» **Brief**: Below are the records; copy each line in them that holds the word "Luftdruck".

» **Entries**:
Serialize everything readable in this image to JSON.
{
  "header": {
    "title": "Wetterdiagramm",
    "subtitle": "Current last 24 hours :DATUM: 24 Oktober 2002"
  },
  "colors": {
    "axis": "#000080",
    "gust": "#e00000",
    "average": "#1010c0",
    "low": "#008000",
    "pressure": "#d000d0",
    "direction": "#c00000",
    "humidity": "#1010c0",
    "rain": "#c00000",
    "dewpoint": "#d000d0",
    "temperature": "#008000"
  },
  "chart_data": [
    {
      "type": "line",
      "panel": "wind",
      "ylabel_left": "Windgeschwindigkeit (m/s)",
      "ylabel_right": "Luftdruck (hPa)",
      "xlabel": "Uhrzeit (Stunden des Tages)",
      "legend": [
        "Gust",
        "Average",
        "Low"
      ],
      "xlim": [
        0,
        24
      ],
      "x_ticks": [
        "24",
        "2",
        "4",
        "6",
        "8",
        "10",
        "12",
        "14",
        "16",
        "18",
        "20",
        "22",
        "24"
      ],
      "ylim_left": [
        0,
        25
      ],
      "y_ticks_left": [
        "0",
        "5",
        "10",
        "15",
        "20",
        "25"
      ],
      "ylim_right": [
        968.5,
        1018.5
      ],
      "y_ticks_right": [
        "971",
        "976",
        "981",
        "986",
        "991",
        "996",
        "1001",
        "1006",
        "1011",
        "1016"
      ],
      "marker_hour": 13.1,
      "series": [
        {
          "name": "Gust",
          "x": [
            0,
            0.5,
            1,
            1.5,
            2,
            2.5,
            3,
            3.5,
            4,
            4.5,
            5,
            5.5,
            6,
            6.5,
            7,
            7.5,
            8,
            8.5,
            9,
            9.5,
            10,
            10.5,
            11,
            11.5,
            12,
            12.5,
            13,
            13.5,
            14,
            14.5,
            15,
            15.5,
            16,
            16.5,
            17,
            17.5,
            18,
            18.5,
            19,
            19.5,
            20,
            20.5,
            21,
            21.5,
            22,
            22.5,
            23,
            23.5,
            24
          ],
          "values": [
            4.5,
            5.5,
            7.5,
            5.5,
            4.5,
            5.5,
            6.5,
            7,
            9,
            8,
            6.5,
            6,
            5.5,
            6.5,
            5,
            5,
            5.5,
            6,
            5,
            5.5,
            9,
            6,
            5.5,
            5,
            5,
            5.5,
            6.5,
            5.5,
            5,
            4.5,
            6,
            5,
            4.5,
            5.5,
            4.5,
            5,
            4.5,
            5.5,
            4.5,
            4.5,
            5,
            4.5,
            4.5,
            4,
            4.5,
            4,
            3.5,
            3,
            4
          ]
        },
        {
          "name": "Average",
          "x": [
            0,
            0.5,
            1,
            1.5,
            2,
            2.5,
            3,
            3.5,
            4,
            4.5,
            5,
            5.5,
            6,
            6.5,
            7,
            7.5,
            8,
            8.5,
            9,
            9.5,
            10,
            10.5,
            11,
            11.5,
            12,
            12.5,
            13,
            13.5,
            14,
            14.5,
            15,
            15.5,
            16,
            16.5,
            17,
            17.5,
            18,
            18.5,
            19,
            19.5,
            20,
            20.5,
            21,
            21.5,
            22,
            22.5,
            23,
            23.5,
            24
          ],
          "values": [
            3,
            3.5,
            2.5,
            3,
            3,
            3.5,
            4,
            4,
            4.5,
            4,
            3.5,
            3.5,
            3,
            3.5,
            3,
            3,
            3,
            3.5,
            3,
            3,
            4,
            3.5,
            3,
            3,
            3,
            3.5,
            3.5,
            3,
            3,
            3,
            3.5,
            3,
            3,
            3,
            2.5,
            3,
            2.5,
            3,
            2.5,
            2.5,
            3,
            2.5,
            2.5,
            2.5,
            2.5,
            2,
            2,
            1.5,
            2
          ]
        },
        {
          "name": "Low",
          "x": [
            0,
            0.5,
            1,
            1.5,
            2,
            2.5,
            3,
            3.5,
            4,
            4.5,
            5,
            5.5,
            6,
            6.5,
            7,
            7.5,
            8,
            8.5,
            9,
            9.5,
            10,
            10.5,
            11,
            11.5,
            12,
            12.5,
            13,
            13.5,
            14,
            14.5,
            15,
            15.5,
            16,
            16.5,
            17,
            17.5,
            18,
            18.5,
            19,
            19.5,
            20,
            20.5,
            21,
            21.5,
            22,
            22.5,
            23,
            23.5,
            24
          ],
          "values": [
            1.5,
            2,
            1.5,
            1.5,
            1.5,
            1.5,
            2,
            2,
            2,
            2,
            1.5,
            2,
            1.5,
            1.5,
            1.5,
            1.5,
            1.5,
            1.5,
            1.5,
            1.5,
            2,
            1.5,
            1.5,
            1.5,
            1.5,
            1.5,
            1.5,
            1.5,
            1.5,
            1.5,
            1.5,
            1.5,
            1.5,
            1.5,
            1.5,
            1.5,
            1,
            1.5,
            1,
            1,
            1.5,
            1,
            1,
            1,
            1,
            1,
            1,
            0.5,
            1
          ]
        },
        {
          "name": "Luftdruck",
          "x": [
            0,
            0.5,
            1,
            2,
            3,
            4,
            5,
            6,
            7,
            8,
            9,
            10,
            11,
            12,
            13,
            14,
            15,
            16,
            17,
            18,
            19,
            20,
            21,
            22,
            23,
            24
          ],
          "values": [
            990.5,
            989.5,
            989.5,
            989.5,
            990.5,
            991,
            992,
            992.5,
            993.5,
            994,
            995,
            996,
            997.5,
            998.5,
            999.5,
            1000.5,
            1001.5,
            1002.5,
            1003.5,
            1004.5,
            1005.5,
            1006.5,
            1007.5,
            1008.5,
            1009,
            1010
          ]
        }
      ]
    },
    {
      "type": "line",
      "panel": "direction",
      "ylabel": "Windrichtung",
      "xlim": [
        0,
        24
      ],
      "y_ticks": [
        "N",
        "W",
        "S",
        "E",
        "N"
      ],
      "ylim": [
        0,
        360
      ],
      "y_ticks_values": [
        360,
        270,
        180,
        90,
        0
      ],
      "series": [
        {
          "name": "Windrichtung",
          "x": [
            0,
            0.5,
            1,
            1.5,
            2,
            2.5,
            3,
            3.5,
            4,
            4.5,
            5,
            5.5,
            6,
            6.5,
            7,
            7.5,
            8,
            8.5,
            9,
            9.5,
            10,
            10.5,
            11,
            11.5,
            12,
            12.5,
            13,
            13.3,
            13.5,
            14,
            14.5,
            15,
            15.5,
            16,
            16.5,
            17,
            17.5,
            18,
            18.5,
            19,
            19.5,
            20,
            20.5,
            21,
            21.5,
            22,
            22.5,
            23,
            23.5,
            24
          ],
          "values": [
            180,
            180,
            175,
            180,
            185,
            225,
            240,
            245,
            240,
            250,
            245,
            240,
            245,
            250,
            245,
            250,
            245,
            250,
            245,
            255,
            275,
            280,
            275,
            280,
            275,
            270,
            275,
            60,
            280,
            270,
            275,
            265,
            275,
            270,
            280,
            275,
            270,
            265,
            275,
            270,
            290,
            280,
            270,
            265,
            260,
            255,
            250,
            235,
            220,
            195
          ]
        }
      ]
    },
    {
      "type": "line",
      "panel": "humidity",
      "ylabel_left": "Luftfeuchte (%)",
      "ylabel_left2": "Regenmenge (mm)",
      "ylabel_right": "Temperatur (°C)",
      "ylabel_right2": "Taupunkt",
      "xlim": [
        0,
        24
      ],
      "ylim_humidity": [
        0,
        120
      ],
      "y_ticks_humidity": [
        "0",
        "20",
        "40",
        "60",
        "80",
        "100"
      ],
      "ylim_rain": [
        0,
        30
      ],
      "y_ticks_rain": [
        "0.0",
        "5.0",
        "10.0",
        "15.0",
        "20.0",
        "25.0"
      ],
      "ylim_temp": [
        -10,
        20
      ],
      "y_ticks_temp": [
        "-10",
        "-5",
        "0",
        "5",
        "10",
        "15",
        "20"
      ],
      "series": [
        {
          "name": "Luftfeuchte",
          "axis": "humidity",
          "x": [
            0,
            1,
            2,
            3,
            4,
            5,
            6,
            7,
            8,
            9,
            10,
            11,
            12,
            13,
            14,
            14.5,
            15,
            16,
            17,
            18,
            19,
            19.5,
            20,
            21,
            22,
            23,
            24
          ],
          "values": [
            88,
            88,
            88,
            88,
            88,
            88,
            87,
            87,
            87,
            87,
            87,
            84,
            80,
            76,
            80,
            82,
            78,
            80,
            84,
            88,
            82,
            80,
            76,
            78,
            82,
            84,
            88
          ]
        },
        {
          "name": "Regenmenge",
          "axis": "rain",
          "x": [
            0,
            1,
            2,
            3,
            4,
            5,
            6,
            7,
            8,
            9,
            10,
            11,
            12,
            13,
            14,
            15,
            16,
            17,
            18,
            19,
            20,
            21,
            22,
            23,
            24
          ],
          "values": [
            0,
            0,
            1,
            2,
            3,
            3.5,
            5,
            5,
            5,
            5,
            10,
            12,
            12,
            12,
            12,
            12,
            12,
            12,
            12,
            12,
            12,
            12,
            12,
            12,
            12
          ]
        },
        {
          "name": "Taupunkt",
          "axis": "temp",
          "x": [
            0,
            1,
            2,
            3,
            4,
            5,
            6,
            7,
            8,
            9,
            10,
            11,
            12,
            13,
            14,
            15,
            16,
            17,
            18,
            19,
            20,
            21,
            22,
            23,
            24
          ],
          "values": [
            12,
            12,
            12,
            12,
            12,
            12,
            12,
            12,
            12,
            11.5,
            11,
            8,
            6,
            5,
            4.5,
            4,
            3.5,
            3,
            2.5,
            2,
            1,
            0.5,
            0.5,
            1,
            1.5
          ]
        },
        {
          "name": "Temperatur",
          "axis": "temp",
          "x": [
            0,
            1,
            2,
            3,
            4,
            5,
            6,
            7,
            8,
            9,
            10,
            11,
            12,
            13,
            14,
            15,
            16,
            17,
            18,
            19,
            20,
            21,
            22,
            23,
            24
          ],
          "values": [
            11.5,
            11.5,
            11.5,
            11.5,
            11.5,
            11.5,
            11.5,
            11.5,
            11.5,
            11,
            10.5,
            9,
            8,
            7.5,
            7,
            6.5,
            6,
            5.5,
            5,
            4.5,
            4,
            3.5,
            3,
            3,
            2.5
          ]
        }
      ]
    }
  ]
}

» **Solution to this problem**:
      "ylabel_right": "Luftdruck (hPa)",
          "name": "Luftdruck",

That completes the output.